PROBLEM REQUIREMENTS: Skip every image and restate the data word for word.

>> Start EXTRACTED MATERIAL

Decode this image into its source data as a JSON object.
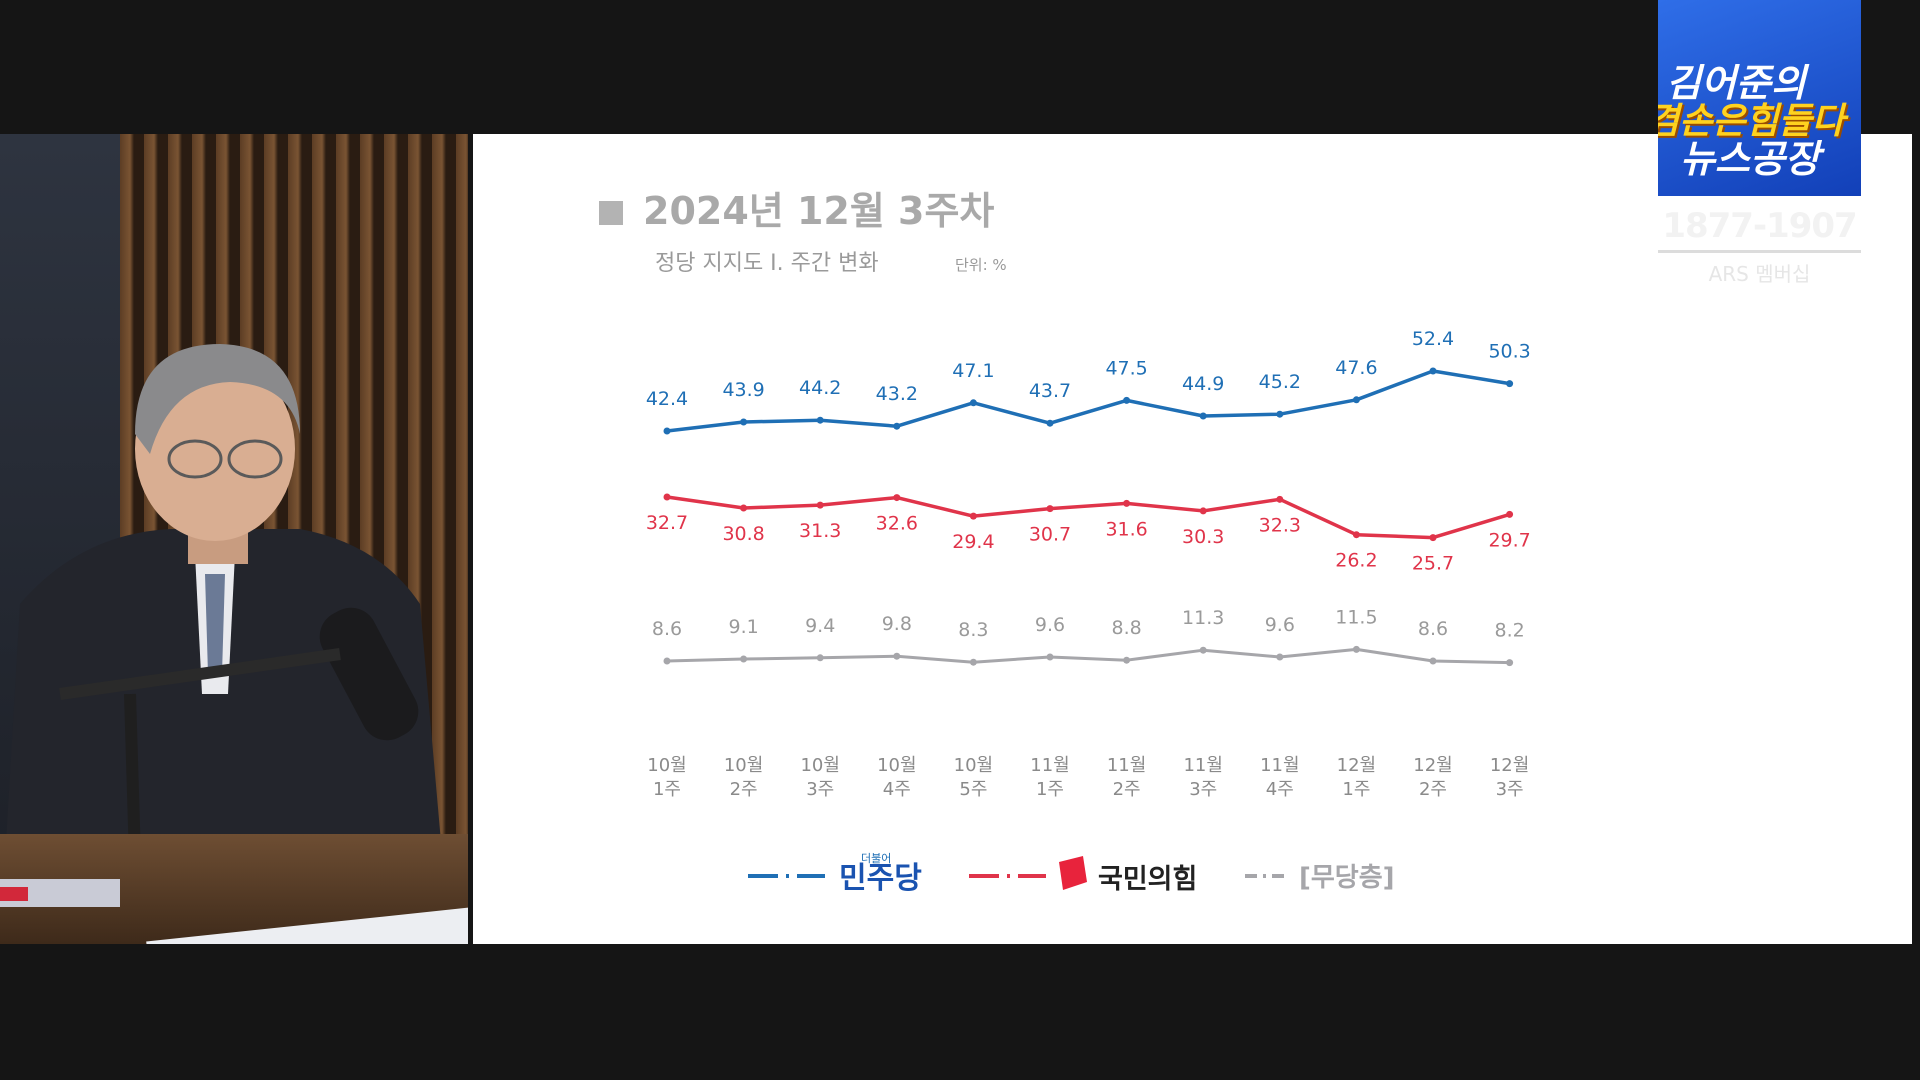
{
  "logo": {
    "line1": "김어준의",
    "line2": "겸손은힘들다",
    "line3": "뉴스공장"
  },
  "phone": "1877-1907",
  "ars_label": "ARS 멤버십",
  "chart_data": {
    "type": "line",
    "title": "2024년 12월 3주차",
    "subtitle": "정당 지지도 Ⅰ. 주간 변화",
    "unit": "단위: %",
    "categories": [
      "10월 1주",
      "10월 2주",
      "10월 3주",
      "10월 4주",
      "10월 5주",
      "11월 1주",
      "11월 2주",
      "11월 3주",
      "11월 4주",
      "12월 1주",
      "12월 2주",
      "12월 3주"
    ],
    "series": [
      {
        "name": "민주당",
        "color": "#1f6fb5",
        "label_position": "above",
        "values": [
          42.4,
          43.9,
          44.2,
          43.2,
          47.1,
          43.7,
          47.5,
          44.9,
          45.2,
          47.6,
          52.4,
          50.3
        ]
      },
      {
        "name": "국민의힘",
        "color": "#e0344a",
        "label_position": "below",
        "values": [
          32.7,
          30.8,
          31.3,
          32.6,
          29.4,
          30.7,
          31.6,
          30.3,
          32.3,
          26.2,
          25.7,
          29.7
        ]
      },
      {
        "name": "[무당층]",
        "color": "#a6a6aa",
        "label_position": "above",
        "values": [
          8.6,
          9.1,
          9.4,
          9.8,
          8.3,
          9.6,
          8.8,
          11.3,
          9.6,
          11.5,
          8.6,
          8.2
        ]
      }
    ],
    "legend": {
      "placement": "bottom",
      "minjoo_small_label": "더불어"
    },
    "grid": false
  }
}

>> End EXTRACTED MATERIAL

EXERCISE ANSWER:
Decode this image into its source data as a JSON object.
{
  "logo": {
    "line1": "김어준의",
    "line2": "겸손은힘들다",
    "line3": "뉴스공장"
  },
  "phone": "1877-1907",
  "ars_label": "ARS 멤버십",
  "chart_data": {
    "type": "line",
    "title": "2024년 12월 3주차",
    "subtitle": "정당 지지도 Ⅰ. 주간 변화",
    "unit": "단위: %",
    "categories": [
      "10월 1주",
      "10월 2주",
      "10월 3주",
      "10월 4주",
      "10월 5주",
      "11월 1주",
      "11월 2주",
      "11월 3주",
      "11월 4주",
      "12월 1주",
      "12월 2주",
      "12월 3주"
    ],
    "series": [
      {
        "name": "민주당",
        "color": "#1f6fb5",
        "label_position": "above",
        "values": [
          42.4,
          43.9,
          44.2,
          43.2,
          47.1,
          43.7,
          47.5,
          44.9,
          45.2,
          47.6,
          52.4,
          50.3
        ]
      },
      {
        "name": "국민의힘",
        "color": "#e0344a",
        "label_position": "below",
        "values": [
          32.7,
          30.8,
          31.3,
          32.6,
          29.4,
          30.7,
          31.6,
          30.3,
          32.3,
          26.2,
          25.7,
          29.7
        ]
      },
      {
        "name": "[무당층]",
        "color": "#a6a6aa",
        "label_position": "above",
        "values": [
          8.6,
          9.1,
          9.4,
          9.8,
          8.3,
          9.6,
          8.8,
          11.3,
          9.6,
          11.5,
          8.6,
          8.2
        ]
      }
    ],
    "legend": {
      "placement": "bottom",
      "minjoo_small_label": "더불어"
    },
    "grid": false
  }
}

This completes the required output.